> _Work to be completed_
Gather from the listing below each line that includes the word "true", and copy it.

'''

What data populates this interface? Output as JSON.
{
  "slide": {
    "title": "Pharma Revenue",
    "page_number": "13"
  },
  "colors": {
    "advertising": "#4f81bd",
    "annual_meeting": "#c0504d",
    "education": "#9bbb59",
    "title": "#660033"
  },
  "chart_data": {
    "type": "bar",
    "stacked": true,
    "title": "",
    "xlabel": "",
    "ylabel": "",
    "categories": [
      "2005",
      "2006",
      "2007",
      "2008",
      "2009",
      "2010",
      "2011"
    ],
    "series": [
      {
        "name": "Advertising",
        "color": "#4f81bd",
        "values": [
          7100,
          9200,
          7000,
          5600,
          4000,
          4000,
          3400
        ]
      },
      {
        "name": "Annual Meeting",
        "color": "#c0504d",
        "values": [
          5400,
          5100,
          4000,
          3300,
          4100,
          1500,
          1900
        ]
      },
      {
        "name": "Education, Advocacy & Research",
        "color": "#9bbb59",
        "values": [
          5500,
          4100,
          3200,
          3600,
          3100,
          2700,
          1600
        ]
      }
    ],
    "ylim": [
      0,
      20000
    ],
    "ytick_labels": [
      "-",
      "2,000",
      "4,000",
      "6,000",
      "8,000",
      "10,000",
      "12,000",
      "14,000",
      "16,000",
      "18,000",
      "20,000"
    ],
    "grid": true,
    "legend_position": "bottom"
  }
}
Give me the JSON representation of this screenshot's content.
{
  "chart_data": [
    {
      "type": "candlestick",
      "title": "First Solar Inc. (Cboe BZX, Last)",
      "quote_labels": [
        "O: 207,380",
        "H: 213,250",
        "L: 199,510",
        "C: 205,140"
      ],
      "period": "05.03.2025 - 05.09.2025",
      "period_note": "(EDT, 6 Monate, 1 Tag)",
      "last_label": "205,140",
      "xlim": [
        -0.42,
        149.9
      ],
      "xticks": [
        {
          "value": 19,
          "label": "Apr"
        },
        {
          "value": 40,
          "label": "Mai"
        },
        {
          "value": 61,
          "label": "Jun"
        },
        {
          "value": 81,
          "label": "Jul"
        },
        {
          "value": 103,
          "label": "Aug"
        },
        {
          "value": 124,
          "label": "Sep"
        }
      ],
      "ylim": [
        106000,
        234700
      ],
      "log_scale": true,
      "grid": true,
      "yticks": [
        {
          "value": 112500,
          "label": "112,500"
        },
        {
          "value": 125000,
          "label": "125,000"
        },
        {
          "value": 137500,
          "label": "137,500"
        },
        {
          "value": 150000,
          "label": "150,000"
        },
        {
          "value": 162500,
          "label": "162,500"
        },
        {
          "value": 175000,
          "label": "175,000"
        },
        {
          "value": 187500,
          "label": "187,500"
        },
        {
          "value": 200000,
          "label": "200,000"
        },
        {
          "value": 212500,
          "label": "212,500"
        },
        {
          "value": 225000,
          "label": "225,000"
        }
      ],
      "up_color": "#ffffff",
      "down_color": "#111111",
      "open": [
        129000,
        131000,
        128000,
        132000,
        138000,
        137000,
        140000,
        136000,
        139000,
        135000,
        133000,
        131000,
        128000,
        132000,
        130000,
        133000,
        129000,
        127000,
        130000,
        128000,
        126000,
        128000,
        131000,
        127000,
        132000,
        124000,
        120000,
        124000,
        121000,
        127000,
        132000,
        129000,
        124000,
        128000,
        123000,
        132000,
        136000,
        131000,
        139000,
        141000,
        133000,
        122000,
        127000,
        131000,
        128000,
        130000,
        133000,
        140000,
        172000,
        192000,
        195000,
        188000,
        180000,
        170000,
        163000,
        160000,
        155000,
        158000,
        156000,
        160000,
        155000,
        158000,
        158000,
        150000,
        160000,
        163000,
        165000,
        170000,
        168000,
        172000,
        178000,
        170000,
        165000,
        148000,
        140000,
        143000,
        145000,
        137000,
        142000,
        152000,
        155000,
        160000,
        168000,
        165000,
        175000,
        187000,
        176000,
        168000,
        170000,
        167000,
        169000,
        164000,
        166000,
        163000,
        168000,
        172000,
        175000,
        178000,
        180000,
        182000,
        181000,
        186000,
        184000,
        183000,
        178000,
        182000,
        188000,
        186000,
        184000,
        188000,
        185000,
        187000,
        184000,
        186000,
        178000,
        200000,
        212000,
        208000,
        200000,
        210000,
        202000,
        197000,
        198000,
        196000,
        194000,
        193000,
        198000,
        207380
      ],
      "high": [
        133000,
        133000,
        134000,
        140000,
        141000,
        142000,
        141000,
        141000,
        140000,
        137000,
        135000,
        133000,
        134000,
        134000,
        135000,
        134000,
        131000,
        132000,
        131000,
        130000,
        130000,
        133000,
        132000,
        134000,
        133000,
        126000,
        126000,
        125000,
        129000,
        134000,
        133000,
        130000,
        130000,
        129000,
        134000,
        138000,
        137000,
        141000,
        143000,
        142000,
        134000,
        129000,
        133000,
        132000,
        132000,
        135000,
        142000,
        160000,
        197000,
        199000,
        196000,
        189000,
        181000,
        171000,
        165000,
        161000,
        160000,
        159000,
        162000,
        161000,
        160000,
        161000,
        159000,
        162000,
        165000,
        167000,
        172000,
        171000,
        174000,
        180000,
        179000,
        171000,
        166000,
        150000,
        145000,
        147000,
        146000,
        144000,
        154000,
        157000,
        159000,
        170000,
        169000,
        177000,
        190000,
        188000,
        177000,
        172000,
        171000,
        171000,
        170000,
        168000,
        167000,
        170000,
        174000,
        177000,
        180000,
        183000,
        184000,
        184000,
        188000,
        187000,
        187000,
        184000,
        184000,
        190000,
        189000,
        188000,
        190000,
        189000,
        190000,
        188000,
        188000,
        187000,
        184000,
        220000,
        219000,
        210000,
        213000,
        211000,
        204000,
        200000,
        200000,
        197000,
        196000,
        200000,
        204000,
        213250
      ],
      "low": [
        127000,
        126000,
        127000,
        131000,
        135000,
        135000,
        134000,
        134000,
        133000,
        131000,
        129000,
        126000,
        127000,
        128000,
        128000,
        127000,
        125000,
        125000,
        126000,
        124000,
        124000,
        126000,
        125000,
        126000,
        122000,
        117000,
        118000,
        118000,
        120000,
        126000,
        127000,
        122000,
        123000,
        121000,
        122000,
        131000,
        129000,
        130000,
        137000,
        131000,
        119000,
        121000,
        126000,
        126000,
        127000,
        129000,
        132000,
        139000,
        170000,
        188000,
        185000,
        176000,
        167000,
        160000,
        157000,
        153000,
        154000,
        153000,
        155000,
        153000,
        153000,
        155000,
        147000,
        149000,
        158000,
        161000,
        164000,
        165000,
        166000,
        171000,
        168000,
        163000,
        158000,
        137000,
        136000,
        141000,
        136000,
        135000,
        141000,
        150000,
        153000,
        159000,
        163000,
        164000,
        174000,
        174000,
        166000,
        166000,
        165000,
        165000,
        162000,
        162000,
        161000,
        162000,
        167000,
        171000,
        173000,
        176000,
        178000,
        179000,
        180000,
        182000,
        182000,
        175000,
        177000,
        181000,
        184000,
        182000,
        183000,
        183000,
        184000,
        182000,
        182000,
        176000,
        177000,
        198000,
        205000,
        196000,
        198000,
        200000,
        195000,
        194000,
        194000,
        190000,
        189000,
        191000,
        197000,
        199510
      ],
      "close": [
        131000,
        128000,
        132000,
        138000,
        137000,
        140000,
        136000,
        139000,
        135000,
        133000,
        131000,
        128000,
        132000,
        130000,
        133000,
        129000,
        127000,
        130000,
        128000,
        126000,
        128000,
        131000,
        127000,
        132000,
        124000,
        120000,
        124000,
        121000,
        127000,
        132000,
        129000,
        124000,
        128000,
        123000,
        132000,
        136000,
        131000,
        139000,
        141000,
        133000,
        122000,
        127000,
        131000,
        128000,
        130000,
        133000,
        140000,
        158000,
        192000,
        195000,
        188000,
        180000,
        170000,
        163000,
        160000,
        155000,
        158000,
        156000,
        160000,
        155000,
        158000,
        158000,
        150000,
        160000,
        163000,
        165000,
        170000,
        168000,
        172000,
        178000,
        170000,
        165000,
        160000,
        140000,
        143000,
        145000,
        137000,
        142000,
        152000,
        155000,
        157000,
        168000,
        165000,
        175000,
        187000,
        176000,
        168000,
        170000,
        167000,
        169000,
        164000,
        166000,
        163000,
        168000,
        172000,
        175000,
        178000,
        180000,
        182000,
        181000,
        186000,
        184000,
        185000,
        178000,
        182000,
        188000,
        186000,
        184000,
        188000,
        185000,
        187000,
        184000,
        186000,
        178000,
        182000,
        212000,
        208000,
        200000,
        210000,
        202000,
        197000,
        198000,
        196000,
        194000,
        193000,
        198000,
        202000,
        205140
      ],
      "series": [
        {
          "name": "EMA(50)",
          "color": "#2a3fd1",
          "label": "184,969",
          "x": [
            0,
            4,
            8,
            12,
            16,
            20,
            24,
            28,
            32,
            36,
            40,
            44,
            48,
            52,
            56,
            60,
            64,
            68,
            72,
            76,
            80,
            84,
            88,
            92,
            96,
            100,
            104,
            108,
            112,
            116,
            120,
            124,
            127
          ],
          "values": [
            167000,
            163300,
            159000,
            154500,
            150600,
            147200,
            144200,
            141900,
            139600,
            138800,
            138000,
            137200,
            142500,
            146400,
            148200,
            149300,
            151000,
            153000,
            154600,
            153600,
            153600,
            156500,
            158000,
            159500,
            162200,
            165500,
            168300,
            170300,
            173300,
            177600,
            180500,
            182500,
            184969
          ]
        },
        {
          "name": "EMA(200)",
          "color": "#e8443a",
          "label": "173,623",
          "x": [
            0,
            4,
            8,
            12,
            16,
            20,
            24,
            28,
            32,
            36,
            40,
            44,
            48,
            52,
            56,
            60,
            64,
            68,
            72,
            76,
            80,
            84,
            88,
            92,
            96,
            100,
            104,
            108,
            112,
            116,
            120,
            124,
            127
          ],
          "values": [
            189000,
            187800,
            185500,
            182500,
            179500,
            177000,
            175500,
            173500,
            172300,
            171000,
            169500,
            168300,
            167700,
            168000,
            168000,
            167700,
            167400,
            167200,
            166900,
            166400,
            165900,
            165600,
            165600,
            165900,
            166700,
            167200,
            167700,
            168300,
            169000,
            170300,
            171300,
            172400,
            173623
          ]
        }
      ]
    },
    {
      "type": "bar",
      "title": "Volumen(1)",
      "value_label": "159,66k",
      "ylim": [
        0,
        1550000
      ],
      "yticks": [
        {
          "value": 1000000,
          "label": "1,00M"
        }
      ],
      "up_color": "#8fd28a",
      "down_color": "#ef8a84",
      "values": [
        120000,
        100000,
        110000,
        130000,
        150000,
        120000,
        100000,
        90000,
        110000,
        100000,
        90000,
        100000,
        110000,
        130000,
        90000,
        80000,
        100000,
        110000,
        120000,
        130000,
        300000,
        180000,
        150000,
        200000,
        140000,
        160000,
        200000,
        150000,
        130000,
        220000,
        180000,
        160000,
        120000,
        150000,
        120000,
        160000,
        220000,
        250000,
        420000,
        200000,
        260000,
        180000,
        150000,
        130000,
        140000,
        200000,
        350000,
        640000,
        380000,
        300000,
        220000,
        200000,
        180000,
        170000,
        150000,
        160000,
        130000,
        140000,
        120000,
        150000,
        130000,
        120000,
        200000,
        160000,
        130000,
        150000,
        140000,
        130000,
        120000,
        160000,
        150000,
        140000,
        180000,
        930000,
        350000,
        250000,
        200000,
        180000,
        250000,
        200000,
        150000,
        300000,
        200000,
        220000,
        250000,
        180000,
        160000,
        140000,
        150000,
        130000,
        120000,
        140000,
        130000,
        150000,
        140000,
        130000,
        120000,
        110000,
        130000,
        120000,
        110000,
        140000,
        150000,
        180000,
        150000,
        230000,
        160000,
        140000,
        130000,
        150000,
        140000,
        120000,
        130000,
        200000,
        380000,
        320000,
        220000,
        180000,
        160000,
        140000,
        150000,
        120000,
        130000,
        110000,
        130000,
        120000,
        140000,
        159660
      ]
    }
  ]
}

'''

> _Answer in full_
    "stacked": true,
    "grid": true,
      "log_scale": true,
      "grid": true,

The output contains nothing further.